■ EXERCISE OBJECTIVE: Copy all entries without alteration and skip the pictures they hold.

■ Figure collection entries:
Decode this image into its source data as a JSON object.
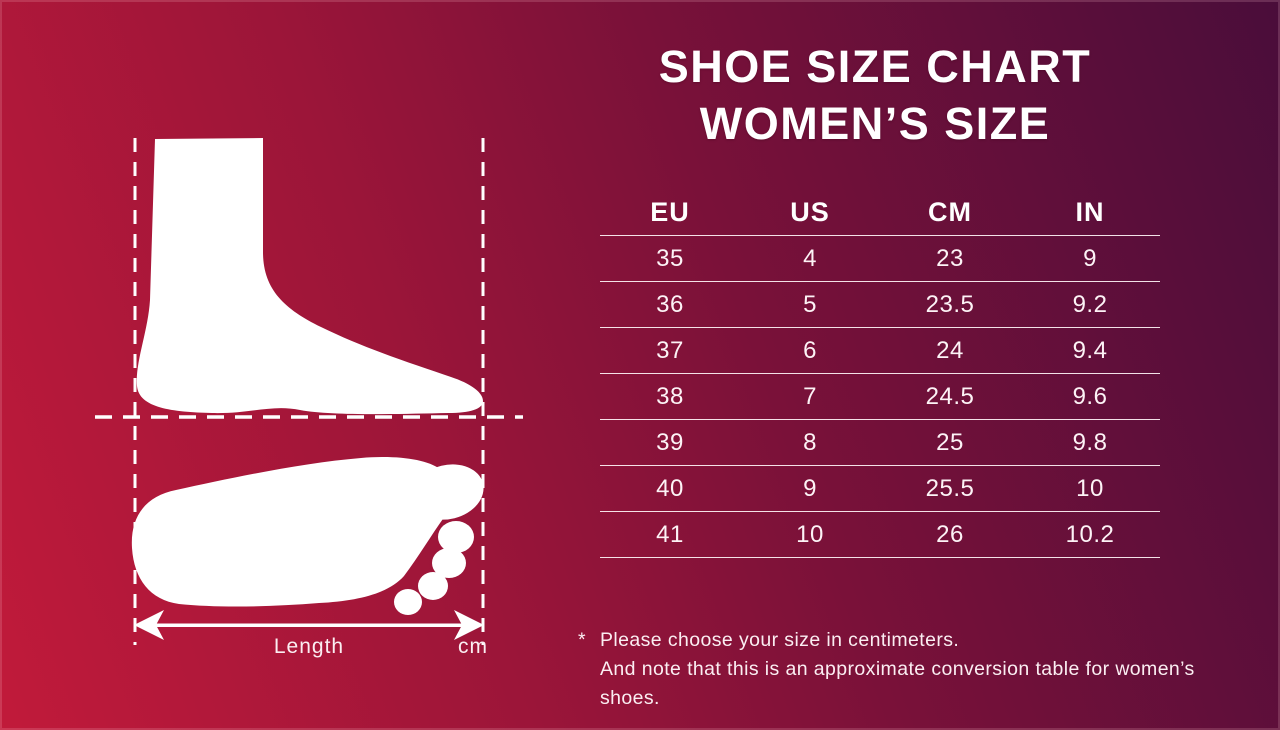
{
  "title": {
    "line1": "SHOE SIZE CHART",
    "line2": "WOMEN’S SIZE"
  },
  "table": {
    "headers": [
      "EU",
      "US",
      "CM",
      "IN"
    ],
    "rows": [
      [
        "35",
        "4",
        "23",
        "9"
      ],
      [
        "36",
        "5",
        "23.5",
        "9.2"
      ],
      [
        "37",
        "6",
        "24",
        "9.4"
      ],
      [
        "38",
        "7",
        "24.5",
        "9.6"
      ],
      [
        "39",
        "8",
        "25",
        "9.8"
      ],
      [
        "40",
        "9",
        "25.5",
        "10"
      ],
      [
        "41",
        "10",
        "26",
        "10.2"
      ]
    ]
  },
  "chart_data": {
    "type": "table",
    "title": "SHOE SIZE CHART WOMEN’S SIZE",
    "columns": [
      "EU",
      "US",
      "CM",
      "IN"
    ],
    "rows": [
      [
        35,
        4,
        23,
        9
      ],
      [
        36,
        5,
        23.5,
        9.2
      ],
      [
        37,
        6,
        24,
        9.4
      ],
      [
        38,
        7,
        24.5,
        9.6
      ],
      [
        39,
        8,
        25,
        9.8
      ],
      [
        40,
        9,
        25.5,
        10
      ],
      [
        41,
        10,
        26,
        10.2
      ]
    ],
    "notes": "Foot measurement diagram on the left shows length measured in cm"
  },
  "diagram": {
    "length_label": "Length",
    "unit_label": "cm"
  },
  "footnote": {
    "marker": "*",
    "line1": "Please choose your size in centimeters.",
    "line2": "And note that this is an approximate conversion table for women’s shoes."
  },
  "colors": {
    "bg_left": "#c11a3a",
    "bg_right": "#4a0d3a",
    "foreground": "#ffffff"
  }
}
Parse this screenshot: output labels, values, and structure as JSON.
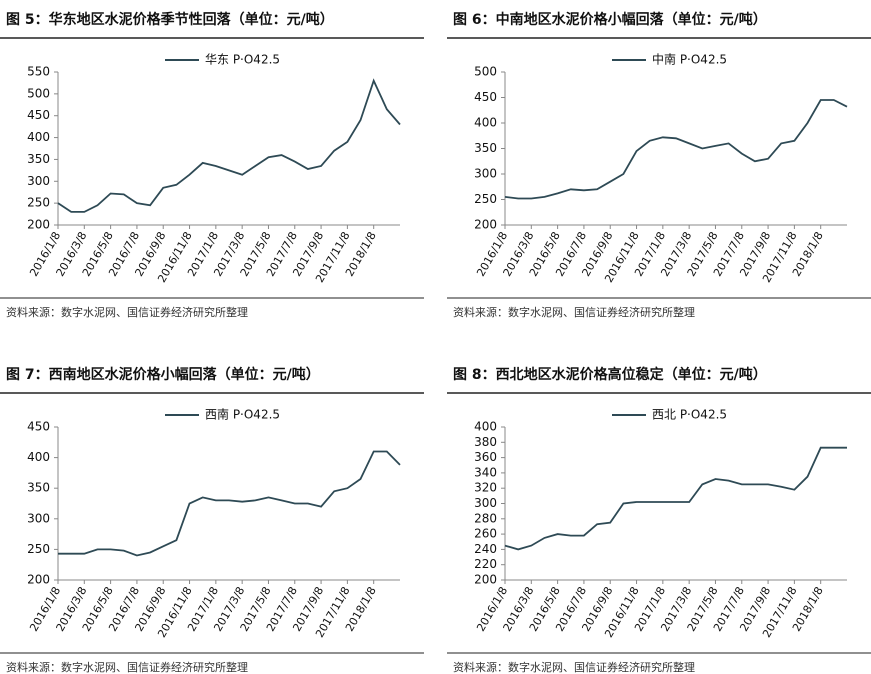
{
  "chart_data": [
    {
      "type": "line",
      "title": "图 5：华东地区水泥价格季节性回落（单位：元/吨）",
      "source": "资料来源：数字水泥网、国信证券经济研究所整理",
      "categories": [
        "2016/1/8",
        null,
        "2016/3/8",
        null,
        "2016/5/8",
        null,
        "2016/7/8",
        null,
        "2016/9/8",
        null,
        "2016/11/8",
        null,
        "2017/1/8",
        null,
        "2017/3/8",
        null,
        "2017/5/8",
        null,
        "2017/7/8",
        null,
        "2017/9/8",
        null,
        "2017/11/8",
        null,
        "2018/1/8",
        null,
        null
      ],
      "series": [
        {
          "name": "华东 P·O42.5",
          "color": "#2e4a55",
          "values": [
            250,
            230,
            230,
            245,
            272,
            270,
            250,
            245,
            285,
            292,
            315,
            342,
            335,
            325,
            315,
            335,
            355,
            360,
            345,
            328,
            335,
            370,
            390,
            440,
            530,
            465,
            430
          ]
        }
      ],
      "ylim": [
        200,
        550
      ],
      "yticks": [
        200,
        250,
        300,
        350,
        400,
        450,
        500,
        550
      ]
    },
    {
      "type": "line",
      "title": "图 6：中南地区水泥价格小幅回落（单位：元/吨）",
      "source": "资料来源：数字水泥网、国信证券经济研究所整理",
      "categories": [
        "2016/1/8",
        null,
        "2016/3/8",
        null,
        "2016/5/8",
        null,
        "2016/7/8",
        null,
        "2016/9/8",
        null,
        "2016/11/8",
        null,
        "2017/1/8",
        null,
        "2017/3/8",
        null,
        "2017/5/8",
        null,
        "2017/7/8",
        null,
        "2017/9/8",
        null,
        "2017/11/8",
        null,
        "2018/1/8",
        null,
        null
      ],
      "series": [
        {
          "name": "中南 P·O42.5",
          "color": "#2e4a55",
          "values": [
            255,
            252,
            252,
            255,
            262,
            270,
            268,
            270,
            285,
            300,
            345,
            365,
            372,
            370,
            360,
            350,
            355,
            360,
            340,
            325,
            330,
            360,
            365,
            400,
            445,
            445,
            432
          ]
        }
      ],
      "ylim": [
        200,
        500
      ],
      "yticks": [
        200,
        250,
        300,
        350,
        400,
        450,
        500
      ]
    },
    {
      "type": "line",
      "title": "图 7：西南地区水泥价格小幅回落（单位：元/吨）",
      "source": "资料来源：数字水泥网、国信证券经济研究所整理",
      "categories": [
        "2016/1/8",
        null,
        "2016/3/8",
        null,
        "2016/5/8",
        null,
        "2016/7/8",
        null,
        "2016/9/8",
        null,
        "2016/11/8",
        null,
        "2017/1/8",
        null,
        "2017/3/8",
        null,
        "2017/5/8",
        null,
        "2017/7/8",
        null,
        "2017/9/8",
        null,
        "2017/11/8",
        null,
        "2018/1/8",
        null,
        null
      ],
      "series": [
        {
          "name": "西南 P·O42.5",
          "color": "#2e4a55",
          "values": [
            243,
            243,
            243,
            250,
            250,
            248,
            240,
            245,
            255,
            265,
            325,
            335,
            330,
            330,
            328,
            330,
            335,
            330,
            325,
            325,
            320,
            345,
            350,
            365,
            410,
            410,
            388
          ]
        }
      ],
      "ylim": [
        200,
        450
      ],
      "yticks": [
        200,
        250,
        300,
        350,
        400,
        450
      ]
    },
    {
      "type": "line",
      "title": "图 8：西北地区水泥价格高位稳定（单位：元/吨）",
      "source": "资料来源：数字水泥网、国信证券经济研究所整理",
      "categories": [
        "2016/1/8",
        null,
        "2016/3/8",
        null,
        "2016/5/8",
        null,
        "2016/7/8",
        null,
        "2016/9/8",
        null,
        "2016/11/8",
        null,
        "2017/1/8",
        null,
        "2017/3/8",
        null,
        "2017/5/8",
        null,
        "2017/7/8",
        null,
        "2017/9/8",
        null,
        "2017/11/8",
        null,
        "2018/1/8",
        null,
        null
      ],
      "series": [
        {
          "name": "西北 P·O42.5",
          "color": "#2e4a55",
          "values": [
            245,
            240,
            245,
            255,
            260,
            258,
            258,
            273,
            275,
            300,
            302,
            302,
            302,
            302,
            302,
            325,
            332,
            330,
            325,
            325,
            325,
            322,
            318,
            335,
            373,
            373,
            373
          ]
        }
      ],
      "ylim": [
        200,
        400
      ],
      "yticks": [
        200,
        220,
        240,
        260,
        280,
        300,
        320,
        340,
        360,
        380,
        400
      ]
    }
  ]
}
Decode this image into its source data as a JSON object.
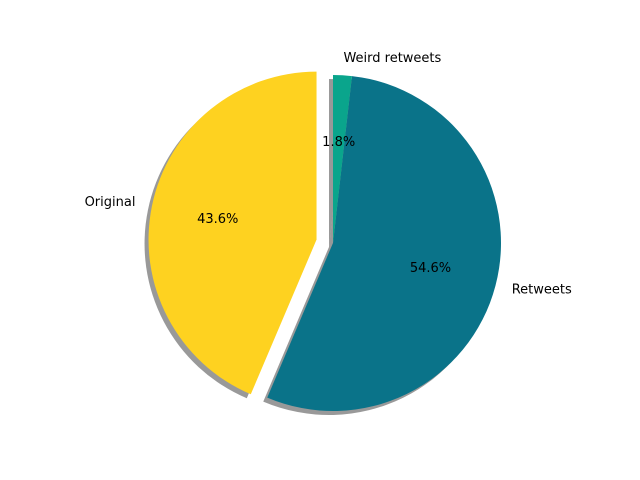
{
  "chart_data": {
    "type": "pie",
    "title": "",
    "slices": [
      {
        "label": "Original",
        "percent": 43.6,
        "pct_label": "43.6%",
        "color": "#fed220",
        "exploded": true
      },
      {
        "label": "Retweets",
        "percent": 54.6,
        "pct_label": "54.6%",
        "color": "#0a7389",
        "exploded": false
      },
      {
        "label": "Weird retweets",
        "percent": 1.8,
        "pct_label": "1.8%",
        "color": "#0aa58c",
        "exploded": false
      }
    ],
    "start_angle_deg": 90,
    "direction": "counterclockwise",
    "shadow": true,
    "legend": "none"
  }
}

■ EXERCISE RESPONSE:
Decode this image into its source data as a JSON object.
{
  "title": {
    "line1": "SHOE SIZE CHART",
    "line2": "WOMEN’S SIZE"
  },
  "table": {
    "headers": [
      "EU",
      "US",
      "CM",
      "IN"
    ],
    "rows": [
      [
        "35",
        "4",
        "23",
        "9"
      ],
      [
        "36",
        "5",
        "23.5",
        "9.2"
      ],
      [
        "37",
        "6",
        "24",
        "9.4"
      ],
      [
        "38",
        "7",
        "24.5",
        "9.6"
      ],
      [
        "39",
        "8",
        "25",
        "9.8"
      ],
      [
        "40",
        "9",
        "25.5",
        "10"
      ],
      [
        "41",
        "10",
        "26",
        "10.2"
      ]
    ]
  },
  "chart_data": {
    "type": "table",
    "title": "SHOE SIZE CHART WOMEN’S SIZE",
    "columns": [
      "EU",
      "US",
      "CM",
      "IN"
    ],
    "rows": [
      [
        35,
        4,
        23,
        9
      ],
      [
        36,
        5,
        23.5,
        9.2
      ],
      [
        37,
        6,
        24,
        9.4
      ],
      [
        38,
        7,
        24.5,
        9.6
      ],
      [
        39,
        8,
        25,
        9.8
      ],
      [
        40,
        9,
        25.5,
        10
      ],
      [
        41,
        10,
        26,
        10.2
      ]
    ],
    "notes": "Foot measurement diagram on the left shows length measured in cm"
  },
  "diagram": {
    "length_label": "Length",
    "unit_label": "cm"
  },
  "footnote": {
    "marker": "*",
    "line1": "Please choose your size in centimeters.",
    "line2": "And note that this is an approximate conversion table for women’s shoes."
  },
  "colors": {
    "bg_left": "#c11a3a",
    "bg_right": "#4a0d3a",
    "foreground": "#ffffff"
  }
}
Parse this screenshot: output labels, values, and structure as JSON.
{
  "chart_data": [
    {
      "type": "line",
      "title": "图 5：华东地区水泥价格季节性回落（单位：元/吨）",
      "source": "资料来源：数字水泥网、国信证券经济研究所整理",
      "categories": [
        "2016/1/8",
        null,
        "2016/3/8",
        null,
        "2016/5/8",
        null,
        "2016/7/8",
        null,
        "2016/9/8",
        null,
        "2016/11/8",
        null,
        "2017/1/8",
        null,
        "2017/3/8",
        null,
        "2017/5/8",
        null,
        "2017/7/8",
        null,
        "2017/9/8",
        null,
        "2017/11/8",
        null,
        "2018/1/8",
        null,
        null
      ],
      "series": [
        {
          "name": "华东 P·O42.5",
          "color": "#2e4a55",
          "values": [
            250,
            230,
            230,
            245,
            272,
            270,
            250,
            245,
            285,
            292,
            315,
            342,
            335,
            325,
            315,
            335,
            355,
            360,
            345,
            328,
            335,
            370,
            390,
            440,
            530,
            465,
            430
          ]
        }
      ],
      "ylim": [
        200,
        550
      ],
      "yticks": [
        200,
        250,
        300,
        350,
        400,
        450,
        500,
        550
      ]
    },
    {
      "type": "line",
      "title": "图 6：中南地区水泥价格小幅回落（单位：元/吨）",
      "source": "资料来源：数字水泥网、国信证券经济研究所整理",
      "categories": [
        "2016/1/8",
        null,
        "2016/3/8",
        null,
        "2016/5/8",
        null,
        "2016/7/8",
        null,
        "2016/9/8",
        null,
        "2016/11/8",
        null,
        "2017/1/8",
        null,
        "2017/3/8",
        null,
        "2017/5/8",
        null,
        "2017/7/8",
        null,
        "2017/9/8",
        null,
        "2017/11/8",
        null,
        "2018/1/8",
        null,
        null
      ],
      "series": [
        {
          "name": "中南 P·O42.5",
          "color": "#2e4a55",
          "values": [
            255,
            252,
            252,
            255,
            262,
            270,
            268,
            270,
            285,
            300,
            345,
            365,
            372,
            370,
            360,
            350,
            355,
            360,
            340,
            325,
            330,
            360,
            365,
            400,
            445,
            445,
            432
          ]
        }
      ],
      "ylim": [
        200,
        500
      ],
      "yticks": [
        200,
        250,
        300,
        350,
        400,
        450,
        500
      ]
    },
    {
      "type": "line",
      "title": "图 7：西南地区水泥价格小幅回落（单位：元/吨）",
      "source": "资料来源：数字水泥网、国信证券经济研究所整理",
      "categories": [
        "2016/1/8",
        null,
        "2016/3/8",
        null,
        "2016/5/8",
        null,
        "2016/7/8",
        null,
        "2016/9/8",
        null,
        "2016/11/8",
        null,
        "2017/1/8",
        null,
        "2017/3/8",
        null,
        "2017/5/8",
        null,
        "2017/7/8",
        null,
        "2017/9/8",
        null,
        "2017/11/8",
        null,
        "2018/1/8",
        null,
        null
      ],
      "series": [
        {
          "name": "西南 P·O42.5",
          "color": "#2e4a55",
          "values": [
            243,
            243,
            243,
            250,
            250,
            248,
            240,
            245,
            255,
            265,
            325,
            335,
            330,
            330,
            328,
            330,
            335,
            330,
            325,
            325,
            320,
            345,
            350,
            365,
            410,
            410,
            388
          ]
        }
      ],
      "ylim": [
        200,
        450
      ],
      "yticks": [
        200,
        250,
        300,
        350,
        400,
        450
      ]
    },
    {
      "type": "line",
      "title": "图 8：西北地区水泥价格高位稳定（单位：元/吨）",
      "source": "资料来源：数字水泥网、国信证券经济研究所整理",
      "categories": [
        "2016/1/8",
        null,
        "2016/3/8",
        null,
        "2016/5/8",
        null,
        "2016/7/8",
        null,
        "2016/9/8",
        null,
        "2016/11/8",
        null,
        "2017/1/8",
        null,
        "2017/3/8",
        null,
        "2017/5/8",
        null,
        "2017/7/8",
        null,
        "2017/9/8",
        null,
        "2017/11/8",
        null,
        "2018/1/8",
        null,
        null
      ],
      "series": [
        {
          "name": "西北 P·O42.5",
          "color": "#2e4a55",
          "values": [
            245,
            240,
            245,
            255,
            260,
            258,
            258,
            273,
            275,
            300,
            302,
            302,
            302,
            302,
            302,
            325,
            332,
            330,
            325,
            325,
            325,
            322,
            318,
            335,
            373,
            373,
            373
          ]
        }
      ],
      "ylim": [
        200,
        400
      ],
      "yticks": [
        200,
        220,
        240,
        260,
        280,
        300,
        320,
        340,
        360,
        380,
        400
      ]
    }
  ]
}
Decode this image into its source data as a JSON object.
{
  "chart_data": {
    "type": "pie",
    "title": "",
    "slices": [
      {
        "label": "Original",
        "percent": 43.6,
        "pct_label": "43.6%",
        "color": "#fed220",
        "exploded": true
      },
      {
        "label": "Retweets",
        "percent": 54.6,
        "pct_label": "54.6%",
        "color": "#0a7389",
        "exploded": false
      },
      {
        "label": "Weird retweets",
        "percent": 1.8,
        "pct_label": "1.8%",
        "color": "#0aa58c",
        "exploded": false
      }
    ],
    "start_angle_deg": 90,
    "direction": "counterclockwise",
    "shadow": true,
    "legend": "none"
  }
}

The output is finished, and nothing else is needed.